* Description of the task
Rewrite the listing below, changing every "recommender-name-blurred" to "recommender-name-hidden" and leaving everything else as it is.

* Listed entries

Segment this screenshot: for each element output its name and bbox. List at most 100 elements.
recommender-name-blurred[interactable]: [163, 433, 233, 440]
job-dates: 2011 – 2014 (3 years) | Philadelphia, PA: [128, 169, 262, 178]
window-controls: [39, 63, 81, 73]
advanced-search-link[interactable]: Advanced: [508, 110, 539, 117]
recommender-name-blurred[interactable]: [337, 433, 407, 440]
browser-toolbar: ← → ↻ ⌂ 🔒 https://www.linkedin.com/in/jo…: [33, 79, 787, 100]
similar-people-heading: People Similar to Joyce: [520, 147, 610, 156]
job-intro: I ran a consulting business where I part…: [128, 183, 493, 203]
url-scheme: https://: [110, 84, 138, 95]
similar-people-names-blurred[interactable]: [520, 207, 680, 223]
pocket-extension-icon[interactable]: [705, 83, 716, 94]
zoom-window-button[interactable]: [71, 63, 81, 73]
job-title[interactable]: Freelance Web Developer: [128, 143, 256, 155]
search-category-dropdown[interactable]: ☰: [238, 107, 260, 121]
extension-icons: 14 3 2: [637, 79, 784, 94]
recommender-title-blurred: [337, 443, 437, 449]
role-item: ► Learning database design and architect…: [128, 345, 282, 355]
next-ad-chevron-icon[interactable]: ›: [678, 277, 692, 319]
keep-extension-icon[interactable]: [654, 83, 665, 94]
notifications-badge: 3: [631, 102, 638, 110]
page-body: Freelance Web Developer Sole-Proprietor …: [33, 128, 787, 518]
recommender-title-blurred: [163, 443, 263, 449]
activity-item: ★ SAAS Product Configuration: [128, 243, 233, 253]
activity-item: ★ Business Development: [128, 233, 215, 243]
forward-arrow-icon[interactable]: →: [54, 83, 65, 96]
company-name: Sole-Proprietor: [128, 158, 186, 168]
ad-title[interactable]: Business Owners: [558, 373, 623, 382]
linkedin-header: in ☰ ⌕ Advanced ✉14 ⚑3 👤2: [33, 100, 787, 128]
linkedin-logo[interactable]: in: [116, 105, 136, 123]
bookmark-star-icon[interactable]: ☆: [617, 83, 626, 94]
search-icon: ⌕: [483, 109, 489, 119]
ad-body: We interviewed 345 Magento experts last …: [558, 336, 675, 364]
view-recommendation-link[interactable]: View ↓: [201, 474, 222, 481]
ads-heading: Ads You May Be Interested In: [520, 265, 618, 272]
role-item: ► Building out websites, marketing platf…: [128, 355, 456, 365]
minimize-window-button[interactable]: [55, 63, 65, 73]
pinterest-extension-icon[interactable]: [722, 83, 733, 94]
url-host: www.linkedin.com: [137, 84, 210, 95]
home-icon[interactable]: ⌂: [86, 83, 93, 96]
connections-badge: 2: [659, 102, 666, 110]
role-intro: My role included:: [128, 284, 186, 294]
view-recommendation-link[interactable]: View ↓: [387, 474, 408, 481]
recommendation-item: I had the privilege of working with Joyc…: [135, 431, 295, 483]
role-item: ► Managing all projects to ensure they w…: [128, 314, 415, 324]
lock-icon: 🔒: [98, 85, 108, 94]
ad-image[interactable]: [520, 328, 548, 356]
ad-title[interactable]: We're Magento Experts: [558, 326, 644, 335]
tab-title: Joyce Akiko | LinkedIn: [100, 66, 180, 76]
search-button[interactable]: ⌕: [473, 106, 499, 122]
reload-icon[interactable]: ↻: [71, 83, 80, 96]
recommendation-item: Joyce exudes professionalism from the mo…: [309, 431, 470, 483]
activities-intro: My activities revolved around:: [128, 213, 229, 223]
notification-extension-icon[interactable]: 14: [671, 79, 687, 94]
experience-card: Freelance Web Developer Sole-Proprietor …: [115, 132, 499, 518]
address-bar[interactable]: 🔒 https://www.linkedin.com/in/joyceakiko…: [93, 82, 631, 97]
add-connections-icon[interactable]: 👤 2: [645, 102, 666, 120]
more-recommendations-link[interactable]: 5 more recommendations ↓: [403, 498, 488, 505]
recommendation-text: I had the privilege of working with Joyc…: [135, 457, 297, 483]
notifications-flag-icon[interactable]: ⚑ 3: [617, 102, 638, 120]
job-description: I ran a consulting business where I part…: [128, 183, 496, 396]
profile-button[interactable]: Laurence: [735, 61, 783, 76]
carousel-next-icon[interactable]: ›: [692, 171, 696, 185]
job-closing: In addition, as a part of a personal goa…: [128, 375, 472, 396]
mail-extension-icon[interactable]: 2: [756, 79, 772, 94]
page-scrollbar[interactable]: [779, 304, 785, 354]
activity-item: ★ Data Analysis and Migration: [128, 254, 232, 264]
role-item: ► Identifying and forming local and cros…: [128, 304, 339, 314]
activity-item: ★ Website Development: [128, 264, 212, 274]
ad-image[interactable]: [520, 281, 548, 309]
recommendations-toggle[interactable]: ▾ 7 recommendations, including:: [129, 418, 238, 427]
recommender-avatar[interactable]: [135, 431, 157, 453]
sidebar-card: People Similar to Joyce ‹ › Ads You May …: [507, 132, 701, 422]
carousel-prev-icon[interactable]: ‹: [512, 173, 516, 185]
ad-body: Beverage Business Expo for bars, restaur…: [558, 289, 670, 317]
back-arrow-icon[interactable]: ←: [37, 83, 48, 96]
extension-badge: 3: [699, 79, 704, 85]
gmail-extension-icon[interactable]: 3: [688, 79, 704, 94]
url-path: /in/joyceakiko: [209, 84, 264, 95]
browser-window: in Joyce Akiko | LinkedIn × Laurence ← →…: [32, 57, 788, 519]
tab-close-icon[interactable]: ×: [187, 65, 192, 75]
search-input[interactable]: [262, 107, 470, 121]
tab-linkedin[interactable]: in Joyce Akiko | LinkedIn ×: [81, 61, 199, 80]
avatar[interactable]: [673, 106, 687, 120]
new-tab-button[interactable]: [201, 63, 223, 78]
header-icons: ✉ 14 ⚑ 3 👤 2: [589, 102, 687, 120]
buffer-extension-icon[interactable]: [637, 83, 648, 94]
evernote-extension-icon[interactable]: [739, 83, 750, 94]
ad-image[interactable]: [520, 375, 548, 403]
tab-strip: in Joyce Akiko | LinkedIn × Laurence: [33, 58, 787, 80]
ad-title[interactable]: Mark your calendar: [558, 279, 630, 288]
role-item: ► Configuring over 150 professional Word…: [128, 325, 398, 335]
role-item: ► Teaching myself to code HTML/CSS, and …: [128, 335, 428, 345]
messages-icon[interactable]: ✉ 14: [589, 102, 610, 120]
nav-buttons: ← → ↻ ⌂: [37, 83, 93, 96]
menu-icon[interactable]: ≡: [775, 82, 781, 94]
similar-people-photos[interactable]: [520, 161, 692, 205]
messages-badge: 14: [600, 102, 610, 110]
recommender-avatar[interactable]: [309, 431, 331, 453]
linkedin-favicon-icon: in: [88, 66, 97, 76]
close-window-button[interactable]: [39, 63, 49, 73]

* The solution
Segment this screenshot: for each element output its name and bbox. List at most 100 elements.
recommender-name-hidden[interactable]: [163, 433, 233, 440]
job-dates: 2011 – 2014 (3 years) | Philadelphia, PA: [128, 169, 262, 178]
window-controls: [39, 63, 81, 73]
advanced-search-link[interactable]: Advanced: [508, 110, 539, 117]
recommender-name-hidden[interactable]: [337, 433, 407, 440]
browser-toolbar: ← → ↻ ⌂ 🔒 https://www.linkedin.com/in/jo…: [33, 79, 787, 100]
similar-people-heading: People Similar to Joyce: [520, 147, 610, 156]
job-intro: I ran a consulting business where I part…: [128, 183, 493, 203]
url-scheme: https://: [110, 84, 138, 95]
similar-people-names-blurred[interactable]: [520, 207, 680, 223]
pocket-extension-icon[interactable]: [705, 83, 716, 94]
zoom-window-button[interactable]: [71, 63, 81, 73]
job-title[interactable]: Freelance Web Developer: [128, 143, 256, 155]
search-category-dropdown[interactable]: ☰: [238, 107, 260, 121]
extension-icons: 14 3 2: [637, 79, 784, 94]
recommender-title-blurred: [337, 443, 437, 449]
role-item: ► Learning database design and architect…: [128, 345, 282, 355]
next-ad-chevron-icon[interactable]: ›: [678, 277, 692, 319]
keep-extension-icon[interactable]: [654, 83, 665, 94]
notifications-badge: 3: [631, 102, 638, 110]
page-body: Freelance Web Developer Sole-Proprietor …: [33, 128, 787, 518]
recommender-title-blurred: [163, 443, 263, 449]
activity-item: ★ SAAS Product Configuration: [128, 243, 233, 253]
activity-item: ★ Business Development: [128, 233, 215, 243]
forward-arrow-icon[interactable]: →: [54, 83, 65, 96]
company-name: Sole-Proprietor: [128, 158, 186, 168]
ad-title[interactable]: Business Owners: [558, 373, 623, 382]
linkedin-header: in ☰ ⌕ Advanced ✉14 ⚑3 👤2: [33, 100, 787, 128]
linkedin-logo[interactable]: in: [116, 105, 136, 123]
bookmark-star-icon[interactable]: ☆: [617, 83, 626, 94]
search-icon: ⌕: [483, 109, 489, 119]
ad-body: We interviewed 345 Magento experts last …: [558, 336, 675, 364]
view-recommendation-link[interactable]: View ↓: [201, 474, 222, 481]
ads-heading: Ads You May Be Interested In: [520, 265, 618, 272]
role-item: ► Building out websites, marketing platf…: [128, 355, 456, 365]
minimize-window-button[interactable]: [55, 63, 65, 73]
pinterest-extension-icon[interactable]: [722, 83, 733, 94]
url-host: www.linkedin.com: [137, 84, 210, 95]
home-icon[interactable]: ⌂: [86, 83, 93, 96]
connections-badge: 2: [659, 102, 666, 110]
role-intro: My role included:: [128, 284, 186, 294]
view-recommendation-link[interactable]: View ↓: [387, 474, 408, 481]
recommendation-item: I had the privilege of working with Joyc…: [135, 431, 295, 483]
role-item: ► Managing all projects to ensure they w…: [128, 314, 415, 324]
lock-icon: 🔒: [98, 85, 108, 94]
ad-image[interactable]: [520, 328, 548, 356]
ad-title[interactable]: We're Magento Experts: [558, 326, 644, 335]
tab-title: Joyce Akiko | LinkedIn: [100, 66, 180, 76]
search-button[interactable]: ⌕: [473, 106, 499, 122]
reload-icon[interactable]: ↻: [71, 83, 80, 96]
recommendation-item: Joyce exudes professionalism from the mo…: [309, 431, 470, 483]
activities-intro: My activities revolved around:: [128, 213, 229, 223]
notification-extension-icon[interactable]: 14: [671, 79, 687, 94]
experience-card: Freelance Web Developer Sole-Proprietor …: [115, 132, 499, 518]
address-bar[interactable]: 🔒 https://www.linkedin.com/in/joyceakiko…: [93, 82, 631, 97]
add-connections-icon[interactable]: 👤 2: [645, 102, 666, 120]
more-recommendations-link[interactable]: 5 more recommendations ↓: [403, 498, 488, 505]
recommendation-text: I had the privilege of working with Joyc…: [135, 457, 297, 483]
notifications-flag-icon[interactable]: ⚑ 3: [617, 102, 638, 120]
job-description: I ran a consulting business where I part…: [128, 183, 496, 396]
profile-button[interactable]: Laurence: [735, 61, 783, 76]
carousel-next-icon[interactable]: ›: [692, 171, 696, 185]
job-closing: In addition, as a part of a personal goa…: [128, 375, 472, 396]
mail-extension-icon[interactable]: 2: [756, 79, 772, 94]
page-scrollbar[interactable]: [779, 304, 785, 354]
activity-item: ★ Data Analysis and Migration: [128, 254, 232, 264]
role-item: ► Identifying and forming local and cros…: [128, 304, 339, 314]
activity-item: ★ Website Development: [128, 264, 212, 274]
ad-image[interactable]: [520, 281, 548, 309]
recommendations-toggle[interactable]: ▾ 7 recommendations, including:: [129, 418, 238, 427]
recommender-avatar[interactable]: [135, 431, 157, 453]
sidebar-card: People Similar to Joyce ‹ › Ads You May …: [507, 132, 701, 422]
carousel-prev-icon[interactable]: ‹: [512, 173, 516, 185]
ad-body: Beverage Business Expo for bars, restaur…: [558, 289, 670, 317]
back-arrow-icon[interactable]: ←: [37, 83, 48, 96]
extension-badge: 3: [699, 79, 704, 85]
gmail-extension-icon[interactable]: 3: [688, 79, 704, 94]
url-path: /in/joyceakiko: [209, 84, 264, 95]
browser-window: in Joyce Akiko | LinkedIn × Laurence ← →…: [32, 57, 788, 519]
tab-close-icon[interactable]: ×: [187, 65, 192, 75]
search-input[interactable]: [262, 107, 470, 121]
tab-linkedin[interactable]: in Joyce Akiko | LinkedIn ×: [81, 61, 199, 80]
avatar[interactable]: [673, 106, 687, 120]
new-tab-button[interactable]: [201, 63, 223, 78]
header-icons: ✉ 14 ⚑ 3 👤 2: [589, 102, 687, 120]
buffer-extension-icon[interactable]: [637, 83, 648, 94]
evernote-extension-icon[interactable]: [739, 83, 750, 94]
ad-image[interactable]: [520, 375, 548, 403]
tab-strip: in Joyce Akiko | LinkedIn × Laurence: [33, 58, 787, 80]
ad-title[interactable]: Mark your calendar: [558, 279, 630, 288]
role-item: ► Configuring over 150 professional Word…: [128, 325, 398, 335]
role-item: ► Teaching myself to code HTML/CSS, and …: [128, 335, 428, 345]
messages-icon[interactable]: ✉ 14: [589, 102, 610, 120]
nav-buttons: ← → ↻ ⌂: [37, 83, 93, 96]
menu-icon[interactable]: ≡: [775, 82, 781, 94]
similar-people-photos[interactable]: [520, 161, 692, 205]
messages-badge: 14: [600, 102, 610, 110]
recommender-avatar[interactable]: [309, 431, 331, 453]
linkedin-favicon-icon: in: [88, 66, 97, 76]
close-window-button[interactable]: [39, 63, 49, 73]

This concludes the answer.